▸ Task description:
Below are records; copy every line in them that holds the word "verkaufen".

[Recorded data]
━━━━━━━━━━━━━━━━
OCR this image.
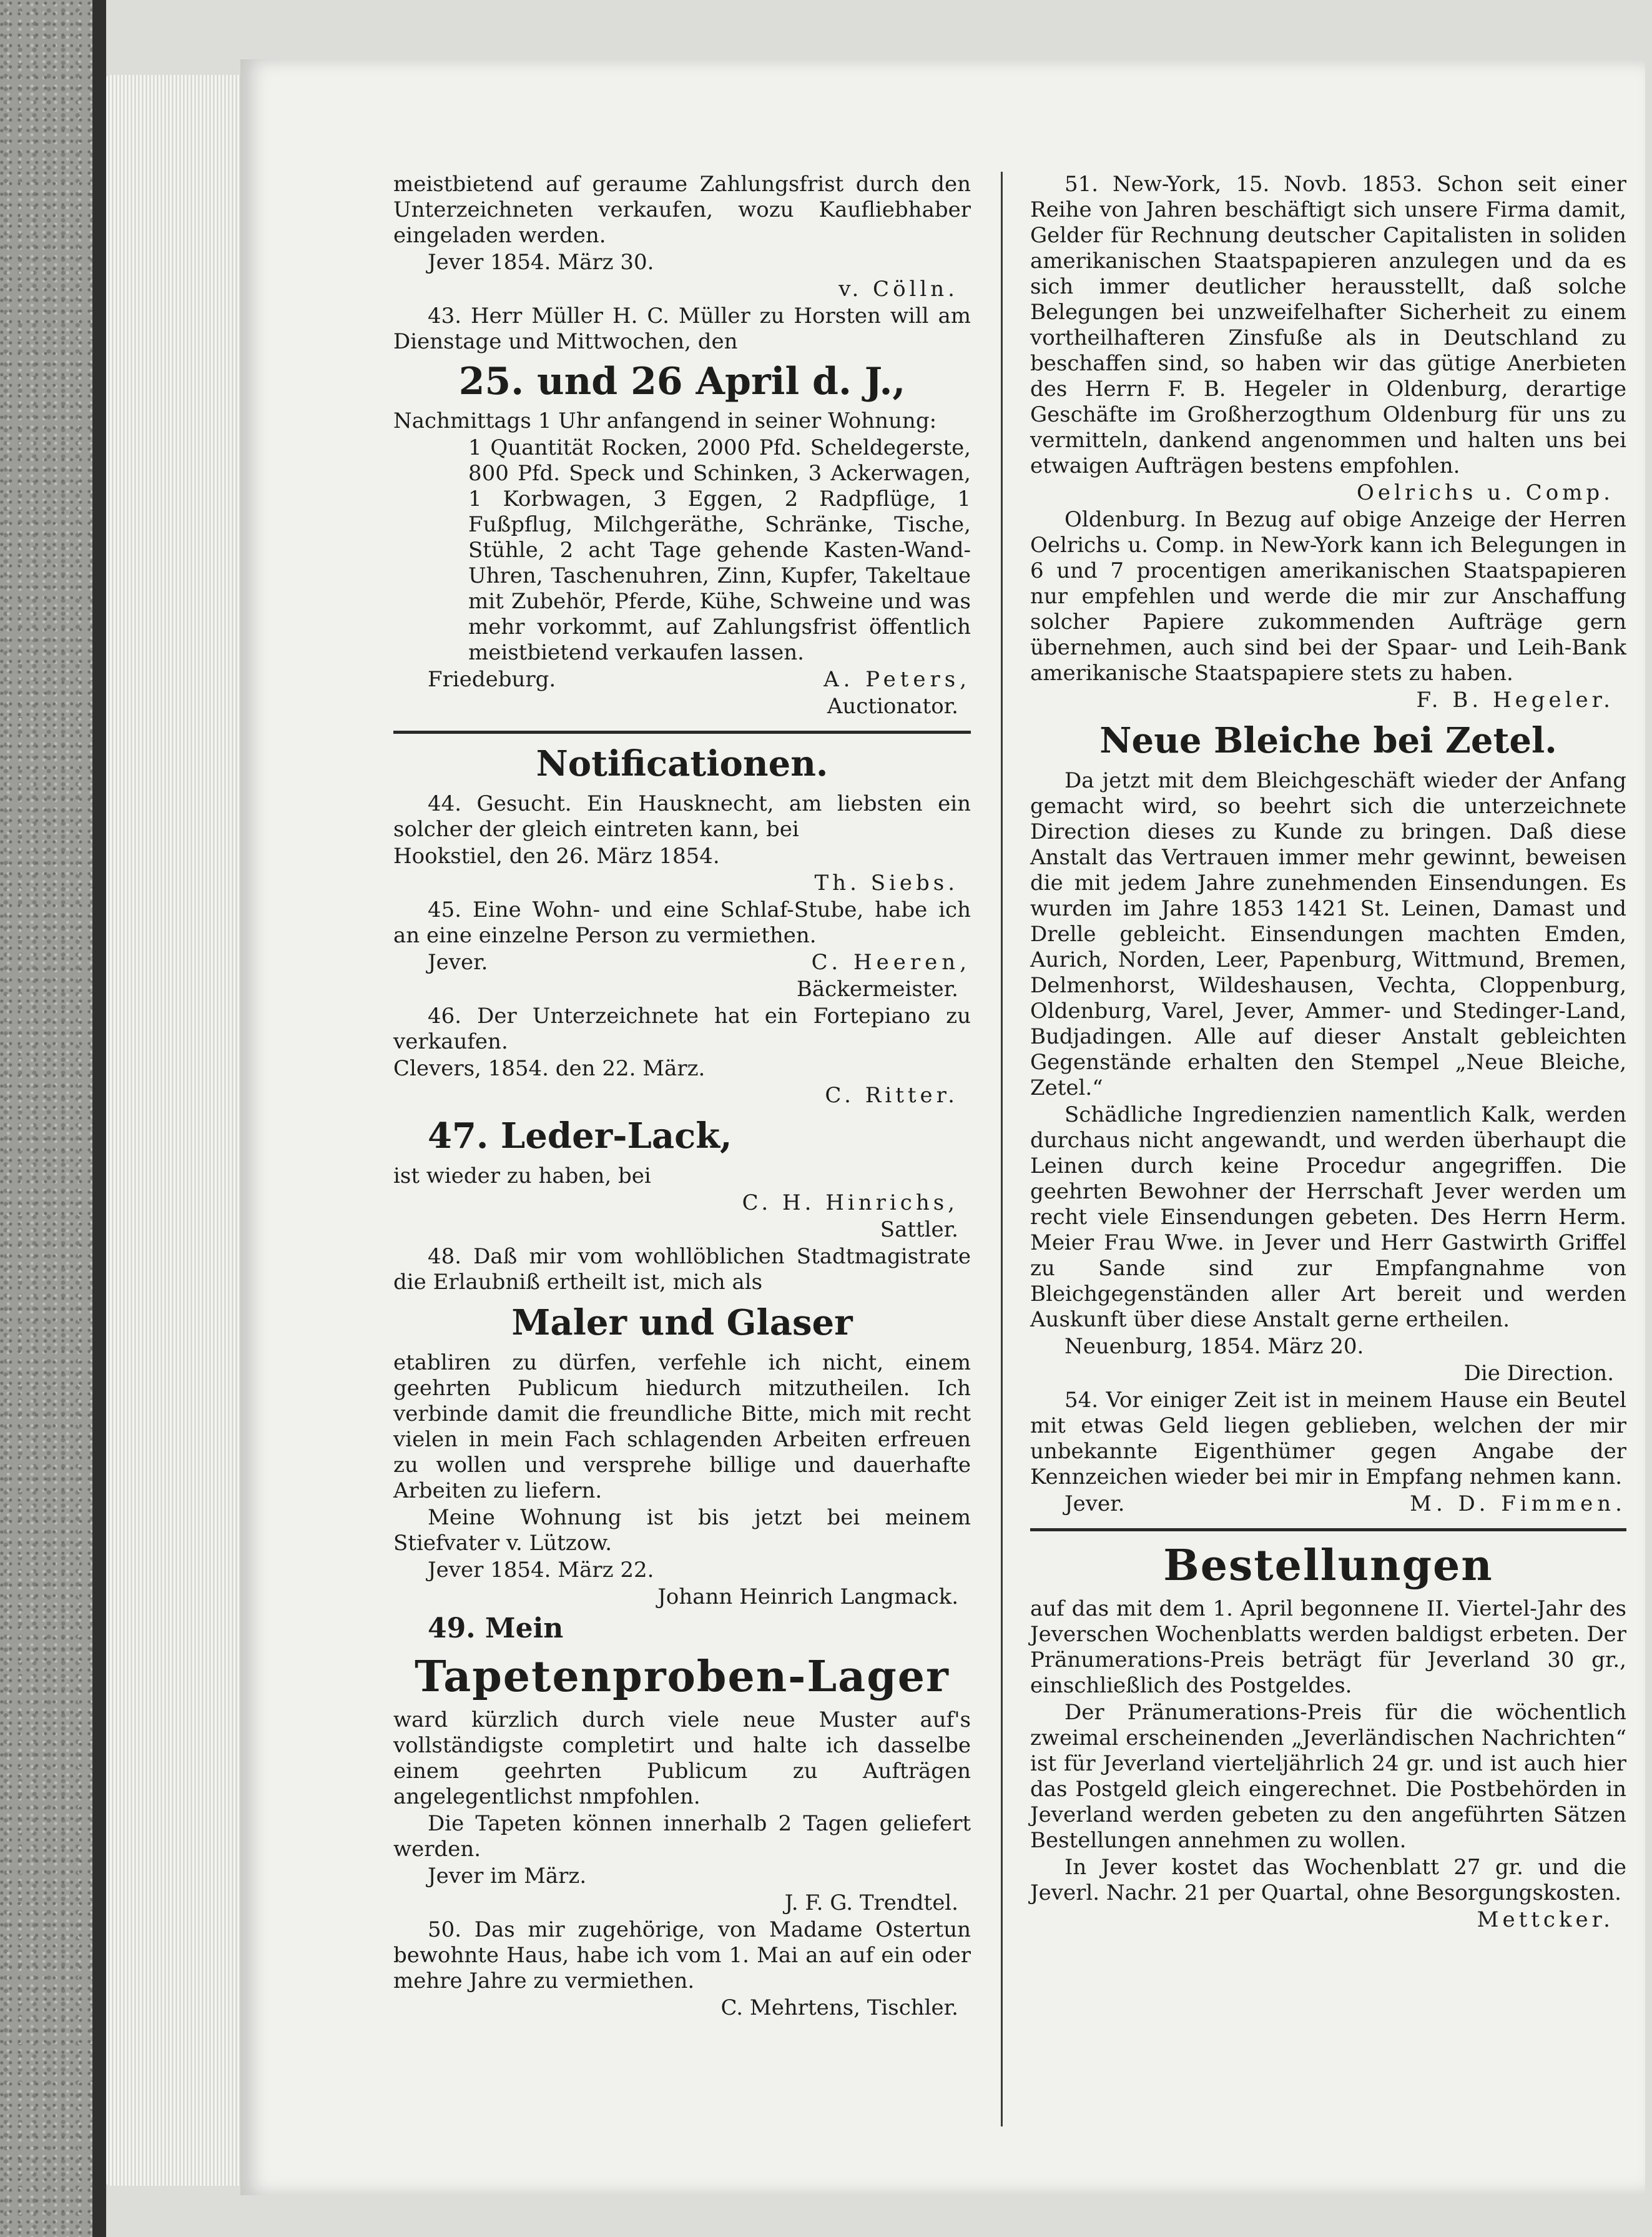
meistbietend auf geraume Zahlungsfrist durch den Unterzeichneten verkaufen, wozu Kaufliebhaber eingeladen werden.

Jever 1854. März 30.

v. Cölln.

43. Herr Müller H. C. Müller zu Horsten will am Dienstage und Mittwochen, den

25. und 26 April d. J.,

Nachmittags 1 Uhr anfangend in seiner Wohnung:

1 Quantität Rocken, 2000 Pfd. Scheldegerste, 800 Pfd. Speck und Schinken, 3 Ackerwagen, 1 Korbwagen, 3 Eggen, 2 Radpflüge, 1 Fußpflug, Milchgeräthe, Schränke, Tische, Stühle, 2 acht Tage gehende Kasten-Wand-Uhren, Taschenuhren, Zinn, Kupfer, Takeltaue mit Zubehör, Pferde, Kühe, Schweine und was mehr vorkommt, auf Zahlungsfrist öffentlich meistbietend verkaufen lassen.

Friedeburg.	A. Peters,

Auctionator.

Notificationen.

44. Gesucht. Ein Hausknecht, am liebsten ein solcher der gleich eintreten kann, bei

Hookstiel, den 26. März 1854.

Th. Siebs.

45. Eine Wohn- und eine Schlaf-Stube, habe ich an eine einzelne Person zu vermiethen.

Jever.	C. Heeren,

Bäckermeister.

46. Der Unterzeichnete hat ein Fortepiano zu verkaufen.

Clevers, 1854. den 22. März.

C. Ritter.

47. Leder-Lack,

ist wieder zu haben, bei

C. H. Hinrichs,

Sattler.

48. Daß mir vom wohllöblichen Stadtmagistrate die Erlaubniß ertheilt ist, mich als

Maler und Glaser

etabliren zu dürfen, verfehle ich nicht, einem geehrten Publicum hiedurch mitzutheilen. Ich verbinde damit die freundliche Bitte, mich mit recht vielen in mein Fach schlagenden Arbeiten erfreuen zu wollen und versprehe billige und dauerhafte Arbeiten zu liefern.

Meine Wohnung ist bis jetzt bei meinem Stiefvater v. Lützow.

Jever 1854. März 22.

Johann Heinrich Langmack.

49. Mein

Tapetenproben-Lager

ward kürzlich durch viele neue Muster auf's vollständigste completirt und halte ich dasselbe einem geehrten Publicum zu Aufträgen angelegentlichst nmpfohlen.

Die Tapeten können innerhalb 2 Tagen geliefert werden.

Jever im März.

J. F. G. Trendtel.

50. Das mir zugehörige, von Madame Ostertun bewohnte Haus, habe ich vom 1. Mai an auf ein oder mehre Jahre zu vermiethen.

C. Mehrtens, Tischler.

51. New-York, 15. Novb. 1853. Schon seit einer Reihe von Jahren beschäftigt sich unsere Firma damit, Gelder für Rechnung deutscher Capitalisten in soliden amerikanischen Staatspapieren anzulegen und da es sich immer deutlicher herausstellt, daß solche Belegungen bei unzweifelhafter Sicherheit zu einem vortheilhafteren Zinsfuße als in Deutschland zu beschaffen sind, so haben wir das gütige Anerbieten des Herrn F. B. Hegeler in Oldenburg, derartige Geschäfte im Großherzogthum Oldenburg für uns zu vermitteln, dankend angenommen und halten uns bei etwaigen Aufträgen bestens empfohlen.

Oelrichs u. Comp.

Oldenburg. In Bezug auf obige Anzeige der Herren Oelrichs u. Comp. in New-York kann ich Belegungen in 6 und 7 procentigen amerikanischen Staatspapieren nur empfehlen und werde die mir zur Anschaffung solcher Papiere zukommenden Aufträge gern übernehmen, auch sind bei der Spaar- und Leih-Bank amerikanische Staatspapiere stets zu haben.

F. B. Hegeler.

Neue Bleiche bei Zetel.

Da jetzt mit dem Bleichgeschäft wieder der Anfang gemacht wird, so beehrt sich die unterzeichnete Direction dieses zu Kunde zu bringen. Daß diese Anstalt das Vertrauen immer mehr gewinnt, beweisen die mit jedem Jahre zunehmenden Einsendungen. Es wurden im Jahre 1853 1421 St. Leinen, Damast und Drelle gebleicht. Einsendungen machten Emden, Aurich, Norden, Leer, Papenburg, Wittmund, Bremen, Delmenhorst, Wildeshausen, Vechta, Cloppenburg, Oldenburg, Varel, Jever, Ammer- und Stedinger-Land, Budjadingen. Alle auf dieser Anstalt gebleichten Gegenstände erhalten den Stempel „Neue Bleiche, Zetel.“

Schädliche Ingredienzien namentlich Kalk, werden durchaus nicht angewandt, und werden überhaupt die Leinen durch keine Procedur angegriffen. Die geehrten Bewohner der Herrschaft Jever werden um recht viele Einsendungen gebeten. Des Herrn Herm. Meier Frau Wwe. in Jever und Herr Gastwirth Griffel zu Sande sind zur Empfangnahme von Bleichgegenständen aller Art bereit und werden Auskunft über diese Anstalt gerne ertheilen.

Neuenburg, 1854. März 20.

Die Direction.

54. Vor einiger Zeit ist in meinem Hause ein Beutel mit etwas Geld liegen geblieben, welchen der mir unbekannte Eigenthümer gegen Angabe der Kennzeichen wieder bei mir in Empfang nehmen kann.

Jever.	M. D. Fimmen.

Bestellungen

auf das mit dem 1. April begonnene II. Viertel-Jahr des Jeverschen Wochenblatts werden baldigst erbeten. Der Pränumerations-Preis beträgt für Jeverland 30 gr., einschließlich des Postgeldes.

Der Pränumerations-Preis für die wöchentlich zweimal erscheinenden „Jeverländischen Nachrichten“ ist für Jeverland vierteljährlich 24 gr. und ist auch hier das Postgeld gleich eingerechnet. Die Postbehörden in Jeverland werden gebeten zu den angeführten Sätzen Bestellungen annehmen zu wollen.

In Jever kostet das Wochenblatt 27 gr. und die Jeverl. Nachr. 21 per Quartal, ohne Besorgungskosten.

Mettcker.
━━━━━━━━━━━━━━━━
▸ Solution to this exercise:
meistbietend auf geraume Zahlungsfrist durch den Unterzeichneten verkaufen, wozu Kaufliebhaber eingeladen werden.
1 Quantität Rocken, 2000 Pfd. Scheldegerste, 800 Pfd. Speck und Schinken, 3 Ackerwagen, 1 Korbwagen, 3 Eggen, 2 Radpflüge, 1 Fußpflug, Milchgeräthe, Schränke, Tische, Stühle, 2 acht Tage gehende Kasten-Wand-Uhren, Taschenuhren, Zinn, Kupfer, Takeltaue mit Zubehör, Pferde, Kühe, Schweine und was mehr vorkommt, auf Zahlungsfrist öffentlich meistbietend verkaufen lassen.
46. Der Unterzeichnete hat ein Fortepiano zu verkaufen.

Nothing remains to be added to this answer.